- **Set of tasks**:
1 – Rewrite the part of the Schaeffer Center history that opens with the words "That older history" and closes with "and educational identity.", swapping "nearly three decades" for "almost thirty years".
2 – Answer these questions using the Schaeffer Center history:
(a) To what year does the congregation trace its roots?
(b) Who was given the contract for the new building?
(c) On what date was the completed building dedicated?

- **Text provided**:
§ §

The Schaeffer Center in Frederick, Maryland: From Sunday School Hall to Community Landmark

Appalachian Churches Series – The Schaeffer Center in Frederick, Maryland: From Sunday School Hall to Community Landmark

The Schaeffer Center is not the beginning of Evangelical Lutheran Church in Frederick, but one chapter in a much longer story. The congregation traces its roots to 1738 and had moved into Frederick by 1746, making it one of the city’s oldest religious bodies. Long before the Schaeffer Center stood on East Second Street, the church had already built, rebuilt, and adapted its campus as Frederick grew from an eighteenth century town into a major county seat.

That older history matters because the building that later became the Schaeffer Center was created to serve a congregation with deep educational traditions. Evangelical Lutheran’s Sunday school had nineteenth century strength, but its origins went back still earlier. Abdel Ross Wentz’s history notes that the church organized its Sunday School Society in 1820, growing out of instructional work introduced during the ministry of Pastor David Frederick Schaeffer. The building’s later name preserved the memory of that pastor, who served the congregation for nearly three decades and remained central to its religious and educational identity.

Building for a Growing Sunday School

By the late 1880s the church’s Sunday school had outgrown older quarters. Wentz records that the need for more room became insistent under the pastorate of Luther Kuhlman, and the congregation eventually chose to erect an entirely new building rather than keep improvising within older spaces. A building committee was formed with the pastor as chairman, joined by W. Irving Parsons, John Baumgardner, Dr. U. A. Sharretts, and Charles V. S. Levy. The contract went to Luther Duvall, the cornerstone was laid on June 29, 1890, and the completed building, then called the new chapel, was dedicated on September 27, 1891.

§ §

Rows from a layout dataset

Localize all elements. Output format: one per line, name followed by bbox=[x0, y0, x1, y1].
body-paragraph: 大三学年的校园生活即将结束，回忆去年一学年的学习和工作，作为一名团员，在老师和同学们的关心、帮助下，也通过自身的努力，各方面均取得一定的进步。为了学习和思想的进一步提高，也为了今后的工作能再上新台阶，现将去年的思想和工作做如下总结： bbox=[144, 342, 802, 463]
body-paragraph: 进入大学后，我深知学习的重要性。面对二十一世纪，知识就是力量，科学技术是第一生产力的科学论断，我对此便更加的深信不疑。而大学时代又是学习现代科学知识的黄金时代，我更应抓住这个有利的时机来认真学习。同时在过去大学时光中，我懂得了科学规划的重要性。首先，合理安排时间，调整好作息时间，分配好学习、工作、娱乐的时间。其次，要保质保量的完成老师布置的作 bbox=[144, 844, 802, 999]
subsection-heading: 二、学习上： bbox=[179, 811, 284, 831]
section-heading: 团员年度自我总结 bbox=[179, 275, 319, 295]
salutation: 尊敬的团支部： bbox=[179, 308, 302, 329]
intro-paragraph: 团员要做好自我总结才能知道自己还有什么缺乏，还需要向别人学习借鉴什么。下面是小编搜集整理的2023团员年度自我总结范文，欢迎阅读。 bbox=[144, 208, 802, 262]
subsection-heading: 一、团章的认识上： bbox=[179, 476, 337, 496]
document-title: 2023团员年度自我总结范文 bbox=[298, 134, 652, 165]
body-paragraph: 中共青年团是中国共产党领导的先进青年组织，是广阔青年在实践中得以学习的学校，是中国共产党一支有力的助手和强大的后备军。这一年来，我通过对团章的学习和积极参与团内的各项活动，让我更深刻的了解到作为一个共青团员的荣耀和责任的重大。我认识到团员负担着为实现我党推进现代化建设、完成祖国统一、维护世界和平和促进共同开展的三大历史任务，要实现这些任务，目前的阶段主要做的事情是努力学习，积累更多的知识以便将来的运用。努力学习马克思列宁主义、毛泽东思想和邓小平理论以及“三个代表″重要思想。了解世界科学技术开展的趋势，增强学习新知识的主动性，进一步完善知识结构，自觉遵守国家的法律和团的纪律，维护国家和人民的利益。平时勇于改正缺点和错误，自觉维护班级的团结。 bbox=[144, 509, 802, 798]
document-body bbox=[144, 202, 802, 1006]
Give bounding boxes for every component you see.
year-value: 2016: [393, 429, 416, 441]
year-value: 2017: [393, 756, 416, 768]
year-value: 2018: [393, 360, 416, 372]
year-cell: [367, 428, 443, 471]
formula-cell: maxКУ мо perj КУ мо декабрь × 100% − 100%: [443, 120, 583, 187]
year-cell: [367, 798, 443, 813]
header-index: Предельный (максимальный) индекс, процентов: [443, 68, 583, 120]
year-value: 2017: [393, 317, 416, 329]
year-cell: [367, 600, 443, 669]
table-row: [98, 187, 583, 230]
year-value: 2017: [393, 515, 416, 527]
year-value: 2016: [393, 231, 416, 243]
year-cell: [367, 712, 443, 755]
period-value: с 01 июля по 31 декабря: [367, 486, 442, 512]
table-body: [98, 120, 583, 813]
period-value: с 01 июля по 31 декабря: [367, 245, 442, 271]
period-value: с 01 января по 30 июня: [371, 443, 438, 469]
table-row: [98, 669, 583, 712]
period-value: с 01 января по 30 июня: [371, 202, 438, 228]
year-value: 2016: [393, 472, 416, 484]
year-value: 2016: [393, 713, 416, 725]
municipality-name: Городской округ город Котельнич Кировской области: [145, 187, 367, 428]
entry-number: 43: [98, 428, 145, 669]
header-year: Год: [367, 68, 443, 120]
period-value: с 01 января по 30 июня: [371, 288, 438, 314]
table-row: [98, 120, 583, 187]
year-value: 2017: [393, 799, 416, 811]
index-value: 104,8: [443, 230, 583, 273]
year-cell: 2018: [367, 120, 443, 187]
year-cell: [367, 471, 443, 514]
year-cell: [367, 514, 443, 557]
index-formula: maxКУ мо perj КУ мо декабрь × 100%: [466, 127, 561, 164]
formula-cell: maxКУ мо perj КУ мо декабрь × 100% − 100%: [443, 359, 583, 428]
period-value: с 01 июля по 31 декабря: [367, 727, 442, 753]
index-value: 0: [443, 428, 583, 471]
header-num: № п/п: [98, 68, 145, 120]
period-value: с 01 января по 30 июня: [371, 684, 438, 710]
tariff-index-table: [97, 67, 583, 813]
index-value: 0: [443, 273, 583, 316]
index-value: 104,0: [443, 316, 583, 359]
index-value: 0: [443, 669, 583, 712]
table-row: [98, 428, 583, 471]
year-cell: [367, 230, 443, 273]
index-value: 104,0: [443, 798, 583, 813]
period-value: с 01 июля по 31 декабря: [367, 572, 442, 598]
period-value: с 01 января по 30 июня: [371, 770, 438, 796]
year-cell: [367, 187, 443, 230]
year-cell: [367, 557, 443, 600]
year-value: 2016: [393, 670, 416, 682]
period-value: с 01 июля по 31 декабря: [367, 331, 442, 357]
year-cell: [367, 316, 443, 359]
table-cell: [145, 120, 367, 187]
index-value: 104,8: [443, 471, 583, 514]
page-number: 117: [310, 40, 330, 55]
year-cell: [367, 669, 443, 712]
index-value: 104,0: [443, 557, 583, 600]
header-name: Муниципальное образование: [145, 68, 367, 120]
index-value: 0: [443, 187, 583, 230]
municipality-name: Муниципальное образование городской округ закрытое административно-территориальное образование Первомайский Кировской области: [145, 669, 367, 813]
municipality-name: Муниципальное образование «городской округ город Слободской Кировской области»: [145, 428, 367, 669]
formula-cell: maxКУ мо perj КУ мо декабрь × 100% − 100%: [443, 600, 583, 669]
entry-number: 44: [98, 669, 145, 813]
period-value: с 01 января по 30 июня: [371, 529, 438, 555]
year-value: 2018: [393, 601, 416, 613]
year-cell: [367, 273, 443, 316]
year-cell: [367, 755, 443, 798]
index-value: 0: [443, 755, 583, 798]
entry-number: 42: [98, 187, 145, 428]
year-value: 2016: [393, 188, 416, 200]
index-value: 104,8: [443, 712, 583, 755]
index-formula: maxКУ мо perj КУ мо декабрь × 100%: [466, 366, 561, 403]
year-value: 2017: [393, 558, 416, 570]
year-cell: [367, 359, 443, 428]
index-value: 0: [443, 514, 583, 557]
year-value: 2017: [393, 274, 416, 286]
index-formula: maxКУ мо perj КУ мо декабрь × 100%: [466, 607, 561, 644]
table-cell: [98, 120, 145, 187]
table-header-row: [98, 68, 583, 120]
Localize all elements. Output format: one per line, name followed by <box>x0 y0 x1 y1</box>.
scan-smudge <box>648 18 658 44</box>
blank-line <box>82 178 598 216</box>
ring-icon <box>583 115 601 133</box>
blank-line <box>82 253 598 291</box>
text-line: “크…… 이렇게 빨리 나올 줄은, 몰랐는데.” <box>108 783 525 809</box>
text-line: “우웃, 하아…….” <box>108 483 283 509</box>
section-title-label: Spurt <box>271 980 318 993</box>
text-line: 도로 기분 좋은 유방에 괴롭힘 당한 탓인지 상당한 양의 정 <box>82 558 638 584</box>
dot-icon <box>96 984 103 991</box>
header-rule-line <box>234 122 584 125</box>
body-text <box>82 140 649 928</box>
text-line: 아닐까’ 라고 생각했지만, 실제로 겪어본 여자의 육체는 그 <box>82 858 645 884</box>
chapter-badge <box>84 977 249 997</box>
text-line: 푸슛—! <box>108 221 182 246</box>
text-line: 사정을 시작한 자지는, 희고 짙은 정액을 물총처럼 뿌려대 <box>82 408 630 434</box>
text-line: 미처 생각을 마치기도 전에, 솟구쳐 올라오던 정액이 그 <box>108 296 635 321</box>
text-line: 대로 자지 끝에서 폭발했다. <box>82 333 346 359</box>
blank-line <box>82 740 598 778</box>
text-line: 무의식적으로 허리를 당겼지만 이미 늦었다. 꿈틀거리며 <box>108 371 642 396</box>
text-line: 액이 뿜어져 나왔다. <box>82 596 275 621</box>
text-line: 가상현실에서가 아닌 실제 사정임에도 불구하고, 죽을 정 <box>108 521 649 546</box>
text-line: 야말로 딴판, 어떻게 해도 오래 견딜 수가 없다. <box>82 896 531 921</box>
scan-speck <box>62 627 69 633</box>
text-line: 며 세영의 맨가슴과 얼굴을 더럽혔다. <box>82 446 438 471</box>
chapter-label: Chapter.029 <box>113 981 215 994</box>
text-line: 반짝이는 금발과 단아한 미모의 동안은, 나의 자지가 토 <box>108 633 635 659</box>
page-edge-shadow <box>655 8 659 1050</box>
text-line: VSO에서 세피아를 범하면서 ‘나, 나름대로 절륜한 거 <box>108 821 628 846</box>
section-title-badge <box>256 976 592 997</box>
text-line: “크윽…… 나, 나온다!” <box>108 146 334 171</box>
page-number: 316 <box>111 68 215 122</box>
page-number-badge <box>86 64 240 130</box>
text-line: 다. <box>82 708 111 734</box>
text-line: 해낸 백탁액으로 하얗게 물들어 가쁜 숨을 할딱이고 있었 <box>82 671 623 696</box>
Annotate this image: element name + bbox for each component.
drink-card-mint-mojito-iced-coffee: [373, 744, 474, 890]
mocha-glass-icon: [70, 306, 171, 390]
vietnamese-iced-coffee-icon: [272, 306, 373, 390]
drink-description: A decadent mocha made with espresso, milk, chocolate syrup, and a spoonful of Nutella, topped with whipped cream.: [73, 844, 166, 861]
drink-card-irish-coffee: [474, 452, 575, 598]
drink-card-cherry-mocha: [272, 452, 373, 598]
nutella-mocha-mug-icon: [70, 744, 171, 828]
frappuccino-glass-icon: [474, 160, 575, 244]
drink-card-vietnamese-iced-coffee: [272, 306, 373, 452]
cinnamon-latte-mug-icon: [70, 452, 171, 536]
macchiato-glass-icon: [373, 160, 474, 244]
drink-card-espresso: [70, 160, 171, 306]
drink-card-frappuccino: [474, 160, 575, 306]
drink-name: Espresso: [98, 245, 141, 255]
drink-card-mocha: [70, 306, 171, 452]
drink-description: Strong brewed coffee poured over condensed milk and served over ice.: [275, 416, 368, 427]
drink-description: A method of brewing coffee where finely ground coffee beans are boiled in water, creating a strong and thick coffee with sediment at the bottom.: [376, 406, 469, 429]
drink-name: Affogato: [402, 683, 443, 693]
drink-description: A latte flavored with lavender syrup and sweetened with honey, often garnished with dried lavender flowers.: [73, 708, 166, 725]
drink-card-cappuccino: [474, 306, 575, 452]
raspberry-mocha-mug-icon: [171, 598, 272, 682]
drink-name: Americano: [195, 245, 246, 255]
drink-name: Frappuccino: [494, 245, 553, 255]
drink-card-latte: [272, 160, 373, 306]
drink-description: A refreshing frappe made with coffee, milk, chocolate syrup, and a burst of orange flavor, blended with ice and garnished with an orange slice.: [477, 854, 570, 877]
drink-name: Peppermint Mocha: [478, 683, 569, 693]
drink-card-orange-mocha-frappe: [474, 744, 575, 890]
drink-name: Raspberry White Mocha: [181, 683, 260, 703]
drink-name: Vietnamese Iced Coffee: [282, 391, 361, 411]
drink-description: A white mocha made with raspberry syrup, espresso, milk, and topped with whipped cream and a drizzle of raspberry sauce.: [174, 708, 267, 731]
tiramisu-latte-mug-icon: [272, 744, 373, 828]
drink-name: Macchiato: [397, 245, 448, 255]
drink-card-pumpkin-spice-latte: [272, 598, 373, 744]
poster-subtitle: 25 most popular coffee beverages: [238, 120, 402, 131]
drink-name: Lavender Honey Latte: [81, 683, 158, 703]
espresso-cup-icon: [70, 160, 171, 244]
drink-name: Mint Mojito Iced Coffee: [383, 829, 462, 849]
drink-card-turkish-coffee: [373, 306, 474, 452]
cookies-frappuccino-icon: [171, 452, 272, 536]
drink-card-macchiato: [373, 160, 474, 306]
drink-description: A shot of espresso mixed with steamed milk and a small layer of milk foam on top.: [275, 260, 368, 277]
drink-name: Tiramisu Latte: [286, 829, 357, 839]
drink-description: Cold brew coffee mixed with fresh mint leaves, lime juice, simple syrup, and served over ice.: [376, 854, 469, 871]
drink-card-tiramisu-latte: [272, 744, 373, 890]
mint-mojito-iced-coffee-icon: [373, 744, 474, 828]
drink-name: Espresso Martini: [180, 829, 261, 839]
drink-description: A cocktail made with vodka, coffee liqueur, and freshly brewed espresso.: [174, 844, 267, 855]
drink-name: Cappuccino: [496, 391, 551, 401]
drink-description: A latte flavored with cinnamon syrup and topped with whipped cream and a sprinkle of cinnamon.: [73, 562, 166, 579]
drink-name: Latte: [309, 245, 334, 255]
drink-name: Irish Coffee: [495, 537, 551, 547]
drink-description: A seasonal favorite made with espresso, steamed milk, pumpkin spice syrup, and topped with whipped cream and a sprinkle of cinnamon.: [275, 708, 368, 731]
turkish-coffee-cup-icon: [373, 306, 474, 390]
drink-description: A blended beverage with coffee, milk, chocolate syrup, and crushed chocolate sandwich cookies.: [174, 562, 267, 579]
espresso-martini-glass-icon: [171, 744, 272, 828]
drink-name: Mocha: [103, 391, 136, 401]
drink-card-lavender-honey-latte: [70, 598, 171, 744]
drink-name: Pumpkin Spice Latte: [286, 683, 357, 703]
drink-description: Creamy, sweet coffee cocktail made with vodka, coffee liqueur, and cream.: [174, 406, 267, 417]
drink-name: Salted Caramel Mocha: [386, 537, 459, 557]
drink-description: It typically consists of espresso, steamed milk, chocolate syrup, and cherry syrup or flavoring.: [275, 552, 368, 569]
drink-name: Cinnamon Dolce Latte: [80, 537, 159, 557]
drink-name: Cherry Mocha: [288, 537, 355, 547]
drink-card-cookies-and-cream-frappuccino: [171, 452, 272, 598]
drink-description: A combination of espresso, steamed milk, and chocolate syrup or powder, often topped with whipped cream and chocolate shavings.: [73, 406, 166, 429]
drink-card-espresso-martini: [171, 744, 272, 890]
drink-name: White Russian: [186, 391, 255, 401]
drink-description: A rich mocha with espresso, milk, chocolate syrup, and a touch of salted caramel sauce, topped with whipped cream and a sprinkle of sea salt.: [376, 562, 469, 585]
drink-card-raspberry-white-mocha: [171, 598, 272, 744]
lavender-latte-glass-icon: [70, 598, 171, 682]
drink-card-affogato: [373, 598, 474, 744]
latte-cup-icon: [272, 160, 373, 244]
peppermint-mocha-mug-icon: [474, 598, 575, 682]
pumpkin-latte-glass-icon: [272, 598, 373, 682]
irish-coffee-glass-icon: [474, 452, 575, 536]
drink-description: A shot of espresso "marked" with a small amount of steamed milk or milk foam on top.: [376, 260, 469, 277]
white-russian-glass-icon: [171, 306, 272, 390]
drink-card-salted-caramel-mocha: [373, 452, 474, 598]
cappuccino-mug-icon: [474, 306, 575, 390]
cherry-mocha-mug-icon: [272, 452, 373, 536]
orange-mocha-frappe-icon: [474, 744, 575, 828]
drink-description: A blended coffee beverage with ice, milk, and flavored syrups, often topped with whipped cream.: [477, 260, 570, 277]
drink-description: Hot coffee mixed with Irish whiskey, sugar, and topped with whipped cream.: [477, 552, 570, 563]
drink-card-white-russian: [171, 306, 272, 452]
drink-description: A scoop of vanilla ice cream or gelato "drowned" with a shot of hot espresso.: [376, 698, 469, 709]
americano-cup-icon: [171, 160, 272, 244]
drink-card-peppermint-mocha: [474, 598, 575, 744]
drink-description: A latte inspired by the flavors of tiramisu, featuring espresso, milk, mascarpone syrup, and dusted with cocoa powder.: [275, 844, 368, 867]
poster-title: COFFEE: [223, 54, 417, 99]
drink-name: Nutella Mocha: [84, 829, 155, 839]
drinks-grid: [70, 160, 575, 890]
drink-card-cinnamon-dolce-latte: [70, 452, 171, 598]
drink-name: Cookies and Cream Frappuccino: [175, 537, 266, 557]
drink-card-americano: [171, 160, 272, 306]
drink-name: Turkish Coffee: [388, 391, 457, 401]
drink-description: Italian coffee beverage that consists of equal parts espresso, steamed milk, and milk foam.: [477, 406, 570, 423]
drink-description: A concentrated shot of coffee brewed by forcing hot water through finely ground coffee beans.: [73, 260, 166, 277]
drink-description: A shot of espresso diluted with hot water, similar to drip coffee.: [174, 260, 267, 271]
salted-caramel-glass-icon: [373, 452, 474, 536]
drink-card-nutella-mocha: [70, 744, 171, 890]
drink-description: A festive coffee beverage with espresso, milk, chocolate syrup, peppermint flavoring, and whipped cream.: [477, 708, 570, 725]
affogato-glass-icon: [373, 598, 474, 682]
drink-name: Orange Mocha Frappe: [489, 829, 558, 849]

§ §

- **Answers to the problems**:
1 –
That older history matters because the building that later became the Schaeffer Center was created to serve a congregation with deep educational traditions. Evangelical Lutheran’s Sunday school had nineteenth century strength, but its origins went back still earlier. Abdel Ross Wentz’s history notes that the church organized its Sunday School Society in 1820, growing out of instructional work introduced during the ministry of Pastor David Frederick Schaeffer. The building’s later name preserved the memory of that pastor, who served the congregation for almost thirty years and remained central to its religious and educational identity.

2 –
(a) 1738
(b) Luther Duvall
(c) September 27, 1891